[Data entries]
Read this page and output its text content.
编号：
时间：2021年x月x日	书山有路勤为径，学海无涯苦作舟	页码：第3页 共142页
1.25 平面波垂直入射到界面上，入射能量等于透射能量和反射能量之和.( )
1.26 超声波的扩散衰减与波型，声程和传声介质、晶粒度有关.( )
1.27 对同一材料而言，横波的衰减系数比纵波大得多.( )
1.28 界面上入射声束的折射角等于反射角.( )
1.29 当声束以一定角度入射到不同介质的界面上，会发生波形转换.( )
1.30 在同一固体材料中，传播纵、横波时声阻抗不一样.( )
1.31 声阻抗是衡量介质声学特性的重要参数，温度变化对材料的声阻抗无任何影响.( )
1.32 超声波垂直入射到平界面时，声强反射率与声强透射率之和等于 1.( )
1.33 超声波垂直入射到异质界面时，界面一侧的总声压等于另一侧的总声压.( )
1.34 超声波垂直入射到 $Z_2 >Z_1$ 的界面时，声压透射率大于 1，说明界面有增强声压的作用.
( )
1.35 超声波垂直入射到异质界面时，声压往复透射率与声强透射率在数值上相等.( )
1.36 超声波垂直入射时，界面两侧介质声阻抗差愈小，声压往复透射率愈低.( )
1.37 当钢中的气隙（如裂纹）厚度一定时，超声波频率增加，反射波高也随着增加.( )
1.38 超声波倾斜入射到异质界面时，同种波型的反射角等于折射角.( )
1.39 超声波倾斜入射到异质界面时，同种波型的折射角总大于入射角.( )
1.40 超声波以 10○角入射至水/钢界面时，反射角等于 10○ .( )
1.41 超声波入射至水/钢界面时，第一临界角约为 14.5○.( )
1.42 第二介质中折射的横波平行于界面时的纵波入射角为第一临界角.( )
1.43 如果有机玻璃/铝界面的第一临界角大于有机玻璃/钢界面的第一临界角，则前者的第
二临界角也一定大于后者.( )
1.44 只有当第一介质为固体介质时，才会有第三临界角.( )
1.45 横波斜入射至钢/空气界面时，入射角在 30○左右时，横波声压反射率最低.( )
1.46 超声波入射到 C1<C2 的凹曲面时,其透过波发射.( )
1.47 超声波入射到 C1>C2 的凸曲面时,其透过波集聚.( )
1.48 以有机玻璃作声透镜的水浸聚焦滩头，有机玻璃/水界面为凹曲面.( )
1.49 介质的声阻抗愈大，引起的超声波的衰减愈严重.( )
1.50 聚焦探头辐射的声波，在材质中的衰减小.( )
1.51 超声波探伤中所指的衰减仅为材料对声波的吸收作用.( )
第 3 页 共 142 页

EXERCISE
Repeat all the entries word for word.

CORRECT OUTPUT
Read this page and output its text content.
编号：
时间：2021年x月x日	书山有路勤为径，学海无涯苦作舟	页码：第3页 共142页
1.25 平面波垂直入射到界面上，入射能量等于透射能量和反射能量之和.( )
1.26 超声波的扩散衰减与波型，声程和传声介质、晶粒度有关.( )
1.27 对同一材料而言，横波的衰减系数比纵波大得多.( )
1.28 界面上入射声束的折射角等于反射角.( )
1.29 当声束以一定角度入射到不同介质的界面上，会发生波形转换.( )
1.30 在同一固体材料中，传播纵、横波时声阻抗不一样.( )
1.31 声阻抗是衡量介质声学特性的重要参数，温度变化对材料的声阻抗无任何影响.( )
1.32 超声波垂直入射到平界面时，声强反射率与声强透射率之和等于 1.( )
1.33 超声波垂直入射到异质界面时，界面一侧的总声压等于另一侧的总声压.( )
1.34 超声波垂直入射到 $Z_2 >Z_1$ 的界面时，声压透射率大于 1，说明界面有增强声压的作用.
( )
1.35 超声波垂直入射到异质界面时，声压往复透射率与声强透射率在数值上相等.( )
1.36 超声波垂直入射时，界面两侧介质声阻抗差愈小，声压往复透射率愈低.( )
1.37 当钢中的气隙（如裂纹）厚度一定时，超声波频率增加，反射波高也随着增加.( )
1.38 超声波倾斜入射到异质界面时，同种波型的反射角等于折射角.( )
1.39 超声波倾斜入射到异质界面时，同种波型的折射角总大于入射角.( )
1.40 超声波以 10○角入射至水/钢界面时，反射角等于 10○ .( )
1.41 超声波入射至水/钢界面时，第一临界角约为 14.5○.( )
1.42 第二介质中折射的横波平行于界面时的纵波入射角为第一临界角.( )
1.43 如果有机玻璃/铝界面的第一临界角大于有机玻璃/钢界面的第一临界角，则前者的第
二临界角也一定大于后者.( )
1.44 只有当第一介质为固体介质时，才会有第三临界角.( )
1.45 横波斜入射至钢/空气界面时，入射角在 30○左右时，横波声压反射率最低.( )
1.46 超声波入射到 C1<C2 的凹曲面时,其透过波发射.( )
1.47 超声波入射到 C1>C2 的凸曲面时,其透过波集聚.( )
1.48 以有机玻璃作声透镜的水浸聚焦滩头，有机玻璃/水界面为凹曲面.( )
1.49 介质的声阻抗愈大，引起的超声波的衰减愈严重.( )
1.50 聚焦探头辐射的声波，在材质中的衰减小.( )
1.51 超声波探伤中所指的衰减仅为材料对声波的吸收作用.( )
第 3 页 共 142 页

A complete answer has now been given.